### Exercise instructions
Would you repeat the listing exactly but omit every picture?

Items from a data source:

....

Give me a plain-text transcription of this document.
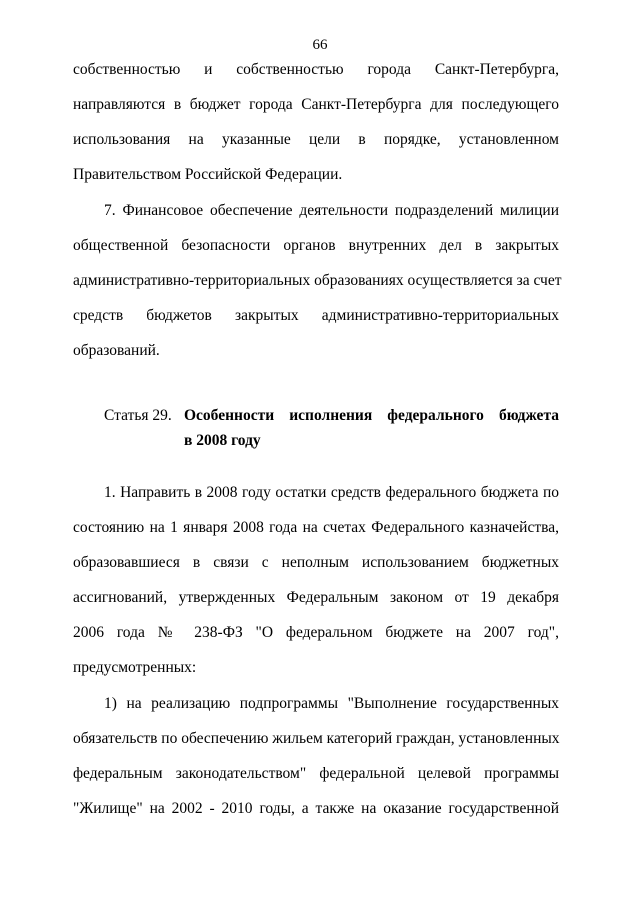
66
собственностью и собственностью города Санкт-Петербурга,
направляются в бюджет города Санкт-Петербурга для последующего
использования на указанные цели в порядке, установленном
Правительством Российской Федерации.
7. Финансовое обеспечение деятельности подразделений милиции
общественной безопасности органов внутренних дел в закрытых
административно-территориальных образованиях осуществляется за счет
средств бюджетов закрытых административно-территориальных
образований.
Статья 29. Особенности исполнения федерального бюджета
в 2008 году
1. Направить в 2008 году остатки средств федерального бюджета по
состоянию на 1 января 2008 года на счетах Федерального казначейства,
образовавшиеся в связи с неполным использованием бюджетных
ассигнований, утвержденных Федеральным законом от 19 декабря
2006 года № 238-ФЗ "О федеральном бюджете на 2007 год",
предусмотренных:
1) на реализацию подпрограммы "Выполнение государственных
обязательств по обеспечению жильем категорий граждан, установленных
федеральным законодательством" федеральной целевой программы
"Жилище" на 2002 - 2010 годы, а также на оказание государственной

....

### Answer to the task
Give me a plain-text transcription of this document.
66
собственностью и собственностью города Санкт-Петербурга,
направляются в бюджет города Санкт-Петербурга для последующего
использования на указанные цели в порядке, установленном
Правительством Российской Федерации.
7. Финансовое обеспечение деятельности подразделений милиции
общественной безопасности органов внутренних дел в закрытых
административно-территориальных образованиях осуществляется за счет
средств бюджетов закрытых административно-территориальных
образований.
Статья 29. Особенности исполнения федерального бюджета
в 2008 году
1. Направить в 2008 году остатки средств федерального бюджета по
состоянию на 1 января 2008 года на счетах Федерального казначейства,
образовавшиеся в связи с неполным использованием бюджетных
ассигнований, утвержденных Федеральным законом от 19 декабря
2006 года № 238-ФЗ "О федеральном бюджете на 2007 год",
предусмотренных:
1) на реализацию подпрограммы "Выполнение государственных
обязательств по обеспечению жильем категорий граждан, установленных
федеральным законодательством" федеральной целевой программы
"Жилище" на 2002 - 2010 годы, а также на оказание государственной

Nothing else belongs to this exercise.